QUOTED TEXT:
== == ==

A minimal Bitcoin-like Proof-of-Work blockchain node in Python. Learn how blockchains work by running your own network.
MiniBitcoinPy is a fully functional, educational blockchain implementation featuring UTXO transactions, ECDSA signatures, Proof-of-Work mining, and peer-to-peer networking. Built with Python 3.11+, FastAPI, and PostgreSQL, it demonstrates core Bitcoin concepts in a clean, readable codebase.
Status: Beta — Core features complete, suitable for learning and experimentation.

== == ==

MATERIAL SUPPLIED:
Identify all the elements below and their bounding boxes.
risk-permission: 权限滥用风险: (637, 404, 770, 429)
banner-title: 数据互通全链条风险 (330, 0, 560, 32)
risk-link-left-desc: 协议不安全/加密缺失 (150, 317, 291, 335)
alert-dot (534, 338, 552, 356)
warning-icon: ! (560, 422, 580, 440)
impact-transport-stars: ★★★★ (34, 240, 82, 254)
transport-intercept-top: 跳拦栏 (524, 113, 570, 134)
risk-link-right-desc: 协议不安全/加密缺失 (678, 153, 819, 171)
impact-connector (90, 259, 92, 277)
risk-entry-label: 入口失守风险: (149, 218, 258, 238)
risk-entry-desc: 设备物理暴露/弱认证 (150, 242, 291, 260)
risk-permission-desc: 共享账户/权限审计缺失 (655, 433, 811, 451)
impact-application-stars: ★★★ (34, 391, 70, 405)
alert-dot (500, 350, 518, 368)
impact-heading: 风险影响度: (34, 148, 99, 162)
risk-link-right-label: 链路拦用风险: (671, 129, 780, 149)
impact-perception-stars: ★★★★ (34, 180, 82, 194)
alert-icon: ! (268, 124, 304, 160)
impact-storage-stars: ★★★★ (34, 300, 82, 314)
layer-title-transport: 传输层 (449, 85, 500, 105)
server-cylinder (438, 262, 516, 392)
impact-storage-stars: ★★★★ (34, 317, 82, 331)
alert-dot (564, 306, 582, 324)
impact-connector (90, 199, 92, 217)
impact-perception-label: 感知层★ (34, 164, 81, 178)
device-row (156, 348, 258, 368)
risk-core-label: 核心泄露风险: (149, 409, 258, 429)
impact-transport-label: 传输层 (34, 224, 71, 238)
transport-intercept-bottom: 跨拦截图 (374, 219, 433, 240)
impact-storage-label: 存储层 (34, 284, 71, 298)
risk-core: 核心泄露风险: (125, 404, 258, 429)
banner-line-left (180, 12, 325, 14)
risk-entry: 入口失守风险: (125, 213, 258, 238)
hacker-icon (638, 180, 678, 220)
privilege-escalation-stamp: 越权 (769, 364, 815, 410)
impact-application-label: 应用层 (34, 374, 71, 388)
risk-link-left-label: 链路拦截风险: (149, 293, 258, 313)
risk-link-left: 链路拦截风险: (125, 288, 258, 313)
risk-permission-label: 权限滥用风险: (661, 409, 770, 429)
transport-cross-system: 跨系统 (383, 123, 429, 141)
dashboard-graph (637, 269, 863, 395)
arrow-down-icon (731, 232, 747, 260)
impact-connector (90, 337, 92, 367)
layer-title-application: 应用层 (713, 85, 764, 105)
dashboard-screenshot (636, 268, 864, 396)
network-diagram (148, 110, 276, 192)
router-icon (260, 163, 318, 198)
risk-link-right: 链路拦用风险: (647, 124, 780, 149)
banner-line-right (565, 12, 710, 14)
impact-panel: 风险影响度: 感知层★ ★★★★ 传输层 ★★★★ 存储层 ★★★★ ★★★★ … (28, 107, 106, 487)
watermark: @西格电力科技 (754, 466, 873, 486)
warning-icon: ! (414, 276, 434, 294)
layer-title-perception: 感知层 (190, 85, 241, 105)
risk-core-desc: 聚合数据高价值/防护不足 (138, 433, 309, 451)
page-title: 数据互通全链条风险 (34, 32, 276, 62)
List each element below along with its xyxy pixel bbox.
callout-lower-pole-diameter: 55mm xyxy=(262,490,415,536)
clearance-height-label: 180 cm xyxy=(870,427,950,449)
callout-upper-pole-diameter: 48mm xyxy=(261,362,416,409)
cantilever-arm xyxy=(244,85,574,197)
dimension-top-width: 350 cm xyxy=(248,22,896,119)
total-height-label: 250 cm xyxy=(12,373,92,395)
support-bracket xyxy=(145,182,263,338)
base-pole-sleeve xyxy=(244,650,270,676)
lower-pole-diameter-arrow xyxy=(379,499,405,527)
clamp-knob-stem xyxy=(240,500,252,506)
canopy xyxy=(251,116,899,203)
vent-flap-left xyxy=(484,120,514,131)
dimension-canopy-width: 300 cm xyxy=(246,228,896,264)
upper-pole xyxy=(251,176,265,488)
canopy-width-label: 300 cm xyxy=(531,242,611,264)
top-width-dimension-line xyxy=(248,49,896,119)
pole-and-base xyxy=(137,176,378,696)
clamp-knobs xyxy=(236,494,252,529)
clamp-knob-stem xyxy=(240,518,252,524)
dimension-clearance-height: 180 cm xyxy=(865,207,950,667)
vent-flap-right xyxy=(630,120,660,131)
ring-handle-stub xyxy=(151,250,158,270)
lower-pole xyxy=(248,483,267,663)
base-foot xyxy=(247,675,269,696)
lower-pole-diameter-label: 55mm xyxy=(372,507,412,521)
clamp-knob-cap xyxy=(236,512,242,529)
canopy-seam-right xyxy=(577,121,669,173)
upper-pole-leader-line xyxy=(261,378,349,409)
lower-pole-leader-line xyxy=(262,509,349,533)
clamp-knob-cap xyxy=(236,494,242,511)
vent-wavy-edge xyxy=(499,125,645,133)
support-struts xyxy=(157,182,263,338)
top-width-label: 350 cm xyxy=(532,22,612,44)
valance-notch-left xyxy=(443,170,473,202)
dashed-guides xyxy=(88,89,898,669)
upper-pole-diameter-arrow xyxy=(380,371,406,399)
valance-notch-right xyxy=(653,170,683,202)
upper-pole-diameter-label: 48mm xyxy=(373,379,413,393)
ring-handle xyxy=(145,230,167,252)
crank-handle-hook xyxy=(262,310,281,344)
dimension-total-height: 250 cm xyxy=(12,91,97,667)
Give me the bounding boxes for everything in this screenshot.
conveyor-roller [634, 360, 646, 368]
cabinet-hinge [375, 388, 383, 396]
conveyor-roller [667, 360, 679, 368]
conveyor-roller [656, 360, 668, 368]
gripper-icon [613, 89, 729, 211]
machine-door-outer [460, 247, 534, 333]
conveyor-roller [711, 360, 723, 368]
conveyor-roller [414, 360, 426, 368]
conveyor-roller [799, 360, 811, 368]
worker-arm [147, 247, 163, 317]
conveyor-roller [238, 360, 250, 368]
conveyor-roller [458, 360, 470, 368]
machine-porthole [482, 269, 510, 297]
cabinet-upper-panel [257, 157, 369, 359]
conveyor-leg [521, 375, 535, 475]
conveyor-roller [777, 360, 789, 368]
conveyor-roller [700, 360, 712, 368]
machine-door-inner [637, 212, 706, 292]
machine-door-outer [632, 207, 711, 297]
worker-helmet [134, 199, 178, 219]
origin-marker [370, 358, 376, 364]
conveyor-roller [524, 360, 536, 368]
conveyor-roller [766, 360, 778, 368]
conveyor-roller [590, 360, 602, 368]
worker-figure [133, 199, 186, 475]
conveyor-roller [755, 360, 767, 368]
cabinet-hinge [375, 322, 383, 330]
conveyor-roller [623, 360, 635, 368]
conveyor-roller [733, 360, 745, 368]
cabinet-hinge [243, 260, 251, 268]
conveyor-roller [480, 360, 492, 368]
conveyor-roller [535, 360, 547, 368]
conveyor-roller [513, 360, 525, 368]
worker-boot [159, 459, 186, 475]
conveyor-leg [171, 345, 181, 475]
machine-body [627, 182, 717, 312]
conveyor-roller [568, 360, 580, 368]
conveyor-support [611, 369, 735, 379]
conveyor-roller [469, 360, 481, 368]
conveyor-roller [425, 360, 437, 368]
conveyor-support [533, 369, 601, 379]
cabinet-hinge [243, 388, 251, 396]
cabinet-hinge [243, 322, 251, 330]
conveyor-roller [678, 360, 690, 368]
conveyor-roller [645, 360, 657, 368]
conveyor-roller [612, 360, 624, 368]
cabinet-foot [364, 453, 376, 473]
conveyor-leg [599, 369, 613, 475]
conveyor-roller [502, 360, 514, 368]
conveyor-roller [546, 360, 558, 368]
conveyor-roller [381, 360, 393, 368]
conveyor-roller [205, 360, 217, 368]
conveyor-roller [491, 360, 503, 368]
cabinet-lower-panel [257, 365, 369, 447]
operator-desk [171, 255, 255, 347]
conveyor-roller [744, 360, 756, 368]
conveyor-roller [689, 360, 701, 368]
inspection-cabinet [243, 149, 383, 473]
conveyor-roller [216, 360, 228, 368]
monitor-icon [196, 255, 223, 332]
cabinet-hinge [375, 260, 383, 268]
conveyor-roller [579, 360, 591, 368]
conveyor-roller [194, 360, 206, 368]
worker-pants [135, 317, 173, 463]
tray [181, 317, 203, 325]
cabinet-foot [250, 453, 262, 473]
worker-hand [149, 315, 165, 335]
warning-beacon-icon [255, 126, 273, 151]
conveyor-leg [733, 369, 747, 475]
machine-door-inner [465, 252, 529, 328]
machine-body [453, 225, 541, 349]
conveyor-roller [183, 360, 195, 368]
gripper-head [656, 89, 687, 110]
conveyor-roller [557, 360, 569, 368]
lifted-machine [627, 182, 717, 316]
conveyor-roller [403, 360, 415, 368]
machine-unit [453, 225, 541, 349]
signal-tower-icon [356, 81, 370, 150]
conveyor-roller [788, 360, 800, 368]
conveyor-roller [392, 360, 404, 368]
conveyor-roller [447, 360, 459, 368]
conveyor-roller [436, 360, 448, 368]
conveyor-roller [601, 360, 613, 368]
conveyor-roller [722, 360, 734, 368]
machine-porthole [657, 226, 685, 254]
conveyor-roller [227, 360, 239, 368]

== == ==

WHAT THE TASK REQUIRES:
Can you update the MiniBitcoinPy description, starting at "MiniBitcoinPy is a" and ending at "clean, readable codebase.", so that "PostgreSQL" reads "SQLite"? The material isn't needed for this.

EXERCISE RESPONSE:
MiniBitcoinPy is a fully functional, educational blockchain implementation featuring UTXO transactions, ECDSA signatures, Proof-of-Work mining, and peer-to-peer networking. Built with Python 3.11+, FastAPI, and SQLite, it demonstrates core Bitcoin concepts in a clean, readable codebase.